本文の抜粋:

───

第19章では、「幸福」に対する「科学的なアプローチ」と「伝統的なアプローチ」が異なることについても、解説されている。

「科学的アプローチ」は、アンケート調査などの方法で、主観的な幸福の量を計測しようとする。そのような試みによって

  • 富は実際に幸福をもたらすが、一定の水準を超えると富の増加は幸福に影響を与えなくなる
  • 病気や怪我などの不幸は短期的に幸福度を低下させるが、それが悪化の一途をたどるのでなければ、やがて健康な人と同じくらいの幸福度に回復する
  • 家族やコミュニティとの関係が幸福度に大きな影響を与える

などの興味深い事実が明らかになった。

しかし、何にも増して重要な発見は、「幸福は、客観的条件と主観的な期待との相関関係によって決まる」というものだ。まり、幸福とは「期待の問題」なのだ。

いくら客観的な条件に恵まれていても、主観的な期待があまりにも高ければ、その人は不幸になる。逆に、客観的な条件に恵まれていなくても、期待があまり高くなければ、その人は幸福になる。であれば、生活の期待値が上がっている先進国の現代人は、物質的にどれだけ豊かであっても、不幸な状態に追いやられているかもしれない。マスメディアと広告業界は、世の中を不幸に陥れようとしていることになる。

進化生物学的は、幸福や不幸を、「進化の過程において、生存と繁殖を促すか、妨げるかという程度の役割しか担っていない」という見方をすることがある。つまり幸福は手段に過ぎないというわけだ。だがこのような知見は、人間が幸福を操作できるという可能性にも繋がる。幸福が単なる機能に過ぎないのであれば、投薬によってセロトニンなどの分泌を促すことで、周囲の環境をまったく変化させずに我々は幸福に至ることができる。

一方、「伝統的なアプローチ」の場合、仏教をはじめとする伝統的な宗教や哲学は、「快」を追求するのではなく、自分を見つめ、どんな感情をもあるがままに受け容れられるようになることで、真の安らぎを得られるとする。「真の幸福とは私たちの内なる感情とも無関係である」というのが仏教の洞察だ

仏教は、科学と同様に人間の主観に目を向けているように見えるが、「内なる感情の追求をやめることで真の幸福に到達できる」と考えていて、生化学的なアプローチとは似ているようでまったく異なる。

───

記録の抜粋:
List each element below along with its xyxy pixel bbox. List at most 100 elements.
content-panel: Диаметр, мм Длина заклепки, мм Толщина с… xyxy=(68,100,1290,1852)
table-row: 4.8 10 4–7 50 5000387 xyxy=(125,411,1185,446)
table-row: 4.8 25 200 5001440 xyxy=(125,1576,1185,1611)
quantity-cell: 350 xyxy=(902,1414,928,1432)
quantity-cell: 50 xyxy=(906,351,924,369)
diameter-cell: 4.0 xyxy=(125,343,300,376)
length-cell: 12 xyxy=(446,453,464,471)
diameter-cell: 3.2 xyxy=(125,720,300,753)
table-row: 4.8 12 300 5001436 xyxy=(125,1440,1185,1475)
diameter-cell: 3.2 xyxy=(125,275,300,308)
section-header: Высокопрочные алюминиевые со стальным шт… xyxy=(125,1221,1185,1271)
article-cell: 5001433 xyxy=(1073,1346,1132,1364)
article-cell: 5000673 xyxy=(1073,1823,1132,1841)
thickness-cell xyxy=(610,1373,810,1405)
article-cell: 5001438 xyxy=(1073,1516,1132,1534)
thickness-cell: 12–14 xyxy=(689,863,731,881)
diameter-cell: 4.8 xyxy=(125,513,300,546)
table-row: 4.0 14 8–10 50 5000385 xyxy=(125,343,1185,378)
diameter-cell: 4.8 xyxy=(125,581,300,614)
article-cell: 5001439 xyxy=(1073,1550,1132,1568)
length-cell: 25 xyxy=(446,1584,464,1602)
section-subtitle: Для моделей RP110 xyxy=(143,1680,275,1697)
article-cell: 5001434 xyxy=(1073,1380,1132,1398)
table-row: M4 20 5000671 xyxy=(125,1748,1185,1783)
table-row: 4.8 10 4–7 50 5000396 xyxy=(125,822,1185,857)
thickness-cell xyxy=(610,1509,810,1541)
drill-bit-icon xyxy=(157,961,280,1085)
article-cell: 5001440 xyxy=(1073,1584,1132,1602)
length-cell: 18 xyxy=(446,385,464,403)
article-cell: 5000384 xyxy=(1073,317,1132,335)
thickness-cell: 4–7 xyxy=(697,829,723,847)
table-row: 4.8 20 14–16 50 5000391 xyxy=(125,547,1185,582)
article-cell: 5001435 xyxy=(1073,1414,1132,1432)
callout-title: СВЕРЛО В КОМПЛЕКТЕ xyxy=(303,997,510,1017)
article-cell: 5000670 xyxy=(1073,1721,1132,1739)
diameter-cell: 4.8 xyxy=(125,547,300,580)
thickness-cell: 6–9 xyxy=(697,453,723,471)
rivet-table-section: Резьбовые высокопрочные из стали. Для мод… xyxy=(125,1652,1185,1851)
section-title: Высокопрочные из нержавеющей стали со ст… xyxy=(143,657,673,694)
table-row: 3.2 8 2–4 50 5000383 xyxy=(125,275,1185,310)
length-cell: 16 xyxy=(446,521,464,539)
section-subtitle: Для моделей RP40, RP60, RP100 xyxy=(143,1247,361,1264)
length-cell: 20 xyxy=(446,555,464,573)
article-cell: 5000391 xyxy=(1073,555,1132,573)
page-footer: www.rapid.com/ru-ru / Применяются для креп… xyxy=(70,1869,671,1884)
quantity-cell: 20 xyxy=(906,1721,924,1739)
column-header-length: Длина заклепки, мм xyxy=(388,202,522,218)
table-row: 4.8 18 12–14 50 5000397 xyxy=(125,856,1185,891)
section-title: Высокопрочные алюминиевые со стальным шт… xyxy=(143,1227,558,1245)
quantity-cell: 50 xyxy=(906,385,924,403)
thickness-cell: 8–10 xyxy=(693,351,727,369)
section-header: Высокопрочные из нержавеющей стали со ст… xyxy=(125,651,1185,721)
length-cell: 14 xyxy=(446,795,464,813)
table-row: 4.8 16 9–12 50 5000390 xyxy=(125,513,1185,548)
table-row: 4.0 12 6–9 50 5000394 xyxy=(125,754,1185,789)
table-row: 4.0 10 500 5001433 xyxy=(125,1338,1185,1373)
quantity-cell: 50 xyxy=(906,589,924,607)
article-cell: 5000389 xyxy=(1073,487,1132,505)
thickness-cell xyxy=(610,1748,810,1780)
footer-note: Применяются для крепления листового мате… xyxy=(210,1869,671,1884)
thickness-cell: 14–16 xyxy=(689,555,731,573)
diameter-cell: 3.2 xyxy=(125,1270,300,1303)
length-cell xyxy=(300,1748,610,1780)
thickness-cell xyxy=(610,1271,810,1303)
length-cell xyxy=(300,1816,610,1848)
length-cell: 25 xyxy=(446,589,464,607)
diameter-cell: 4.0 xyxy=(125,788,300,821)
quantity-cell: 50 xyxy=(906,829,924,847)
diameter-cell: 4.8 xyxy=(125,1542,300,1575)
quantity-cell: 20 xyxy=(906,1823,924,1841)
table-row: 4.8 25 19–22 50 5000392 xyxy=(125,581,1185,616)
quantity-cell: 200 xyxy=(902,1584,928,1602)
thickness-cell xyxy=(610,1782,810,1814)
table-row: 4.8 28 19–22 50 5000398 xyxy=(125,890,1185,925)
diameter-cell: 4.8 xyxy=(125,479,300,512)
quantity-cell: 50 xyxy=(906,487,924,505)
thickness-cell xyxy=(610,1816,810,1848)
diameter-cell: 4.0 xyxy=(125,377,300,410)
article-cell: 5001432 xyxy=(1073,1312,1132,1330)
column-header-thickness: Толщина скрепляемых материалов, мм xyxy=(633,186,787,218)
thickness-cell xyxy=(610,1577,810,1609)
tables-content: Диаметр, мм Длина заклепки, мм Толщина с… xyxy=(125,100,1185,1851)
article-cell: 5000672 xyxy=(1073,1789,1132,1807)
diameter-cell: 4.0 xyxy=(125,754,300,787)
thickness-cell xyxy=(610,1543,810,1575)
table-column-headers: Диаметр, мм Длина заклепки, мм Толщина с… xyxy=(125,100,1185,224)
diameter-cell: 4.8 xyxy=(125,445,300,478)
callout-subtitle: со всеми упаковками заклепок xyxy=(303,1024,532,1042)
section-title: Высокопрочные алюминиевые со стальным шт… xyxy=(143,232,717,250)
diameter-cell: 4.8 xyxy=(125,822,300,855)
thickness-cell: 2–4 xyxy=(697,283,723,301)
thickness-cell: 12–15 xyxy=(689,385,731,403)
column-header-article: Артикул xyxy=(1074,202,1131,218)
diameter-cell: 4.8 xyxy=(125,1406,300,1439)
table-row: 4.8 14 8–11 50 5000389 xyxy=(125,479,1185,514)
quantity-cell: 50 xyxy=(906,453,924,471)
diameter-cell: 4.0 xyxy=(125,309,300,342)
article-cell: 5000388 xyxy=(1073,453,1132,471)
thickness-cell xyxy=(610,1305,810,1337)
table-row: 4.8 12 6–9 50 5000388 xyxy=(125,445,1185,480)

───

取り組む課題:
(a) 幸福についての文章から、「第19章では、「幸福」に対す」から「福とは「期待の問題」なのだ。」までの部分を一字も変えずに書き写してください。
(b) 幸福についての文章の内容と、次の(i)〜(iii)の記述が一致するかを判定してください。それぞれ「はい」か「いいえ」で答え、判定の決め手となる文章中の言葉をそのまま引用してください。(i) 科学的アプローチは、アンケート調査などの方法で主観的な幸福の量を計測しようとする。(ii) 富の増加は、水準にかかわらず幸福を増やし続ける。(iii) 伝統的な宗教や哲学は、「快」を追求することで真の安らぎが得られるとする。

解答:
(a)
第19章では、「幸福」に対する「科学的なアプローチ」と「伝統的なアプローチ」が異なることについても、解説されている。

「科学的アプローチ」は、アンケート調査などの方法で、主観的な幸福の量を計測しようとする。そのような試みによって

  • 富は実際に幸福をもたらすが、一定の水準を超えると富の増加は幸福に影響を与えなくなる
  • 病気や怪我などの不幸は短期的に幸福度を低下させるが、それが悪化の一途をたどるのでなければ、やがて健康な人と同じくらいの幸福度に回復する
  • 家族やコミュニティとの関係が幸福度に大きな影響を与える

などの興味深い事実が明らかになった。

しかし、何にも増して重要な発見は、「幸福は、客観的条件と主観的な期待との相関関係によって決まる」というものだ。まり、幸福とは「期待の問題」なのだ。

(b)
(i) はい。「アンケート調査などの方法で、主観的な幸福の量を計測しようとする」
(ii) いいえ。「一定の水準を超えると富の増加は幸福に影響を与えなくなる」
(iii) いいえ。「「快」を追求するのではなく、自分を見つめ、どんな感情をもあるがままに受け容れられるようになることで、真の安らぎを得られるとする」